GOAL :: Scan the data below for the string "address". Show every line where it turns up.

AVAILABLE DATA ::
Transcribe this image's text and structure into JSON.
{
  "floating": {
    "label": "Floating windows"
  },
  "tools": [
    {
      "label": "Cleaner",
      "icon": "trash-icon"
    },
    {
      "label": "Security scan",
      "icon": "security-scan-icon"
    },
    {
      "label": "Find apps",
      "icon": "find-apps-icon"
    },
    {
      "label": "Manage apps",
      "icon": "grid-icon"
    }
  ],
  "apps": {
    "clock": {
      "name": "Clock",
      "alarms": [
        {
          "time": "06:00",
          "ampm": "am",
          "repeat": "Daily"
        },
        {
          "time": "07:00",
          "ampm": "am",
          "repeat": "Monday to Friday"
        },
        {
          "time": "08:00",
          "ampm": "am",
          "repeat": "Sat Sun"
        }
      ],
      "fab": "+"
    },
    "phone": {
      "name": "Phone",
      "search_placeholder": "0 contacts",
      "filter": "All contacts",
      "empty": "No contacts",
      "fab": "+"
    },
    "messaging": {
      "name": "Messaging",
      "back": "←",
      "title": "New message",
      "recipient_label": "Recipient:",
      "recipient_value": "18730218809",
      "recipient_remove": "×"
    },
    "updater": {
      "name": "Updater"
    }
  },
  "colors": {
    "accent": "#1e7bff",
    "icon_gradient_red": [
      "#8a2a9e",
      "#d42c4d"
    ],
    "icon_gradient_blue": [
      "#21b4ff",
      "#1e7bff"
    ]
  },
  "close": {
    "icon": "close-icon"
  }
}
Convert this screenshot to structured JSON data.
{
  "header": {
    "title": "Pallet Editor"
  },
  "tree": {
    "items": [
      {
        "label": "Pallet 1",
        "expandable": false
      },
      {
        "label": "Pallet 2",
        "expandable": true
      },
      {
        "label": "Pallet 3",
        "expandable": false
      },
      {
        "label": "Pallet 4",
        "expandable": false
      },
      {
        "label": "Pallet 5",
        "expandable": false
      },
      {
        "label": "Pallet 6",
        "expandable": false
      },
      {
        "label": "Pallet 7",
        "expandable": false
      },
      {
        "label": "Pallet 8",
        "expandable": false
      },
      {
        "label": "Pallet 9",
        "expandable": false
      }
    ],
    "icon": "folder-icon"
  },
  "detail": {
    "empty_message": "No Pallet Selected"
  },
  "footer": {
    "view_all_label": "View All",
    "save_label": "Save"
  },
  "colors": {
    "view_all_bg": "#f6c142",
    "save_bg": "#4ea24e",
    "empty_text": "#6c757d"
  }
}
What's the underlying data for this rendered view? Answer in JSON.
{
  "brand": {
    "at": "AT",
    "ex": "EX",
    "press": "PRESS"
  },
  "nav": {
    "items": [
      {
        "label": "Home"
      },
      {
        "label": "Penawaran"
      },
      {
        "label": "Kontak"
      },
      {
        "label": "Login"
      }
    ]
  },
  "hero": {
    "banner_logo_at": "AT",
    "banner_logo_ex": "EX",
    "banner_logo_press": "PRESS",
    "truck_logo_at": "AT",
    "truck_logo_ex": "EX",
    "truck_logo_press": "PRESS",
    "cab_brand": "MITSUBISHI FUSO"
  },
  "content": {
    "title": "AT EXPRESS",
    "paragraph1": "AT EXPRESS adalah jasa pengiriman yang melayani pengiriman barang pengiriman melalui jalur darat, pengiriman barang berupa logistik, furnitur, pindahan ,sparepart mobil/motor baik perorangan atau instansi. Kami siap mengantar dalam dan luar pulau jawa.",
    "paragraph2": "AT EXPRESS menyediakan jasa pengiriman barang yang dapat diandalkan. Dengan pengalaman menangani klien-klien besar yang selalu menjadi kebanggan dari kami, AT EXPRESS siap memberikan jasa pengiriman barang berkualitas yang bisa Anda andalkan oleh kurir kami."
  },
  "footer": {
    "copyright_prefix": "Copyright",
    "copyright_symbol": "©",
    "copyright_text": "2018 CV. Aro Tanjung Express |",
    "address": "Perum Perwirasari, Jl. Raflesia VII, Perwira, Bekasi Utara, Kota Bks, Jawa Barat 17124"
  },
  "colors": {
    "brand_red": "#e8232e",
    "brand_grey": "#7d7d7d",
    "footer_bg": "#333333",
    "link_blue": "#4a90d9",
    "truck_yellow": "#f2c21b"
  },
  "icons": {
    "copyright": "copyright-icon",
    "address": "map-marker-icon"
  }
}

RESULT OF THE TASK ::
    "address": "Perum Perwirasari, Jl. Raflesia VII, Perwira, Bekasi Utara, Kota Bks, Jawa Barat 17124"
    "address": "map-marker-icon"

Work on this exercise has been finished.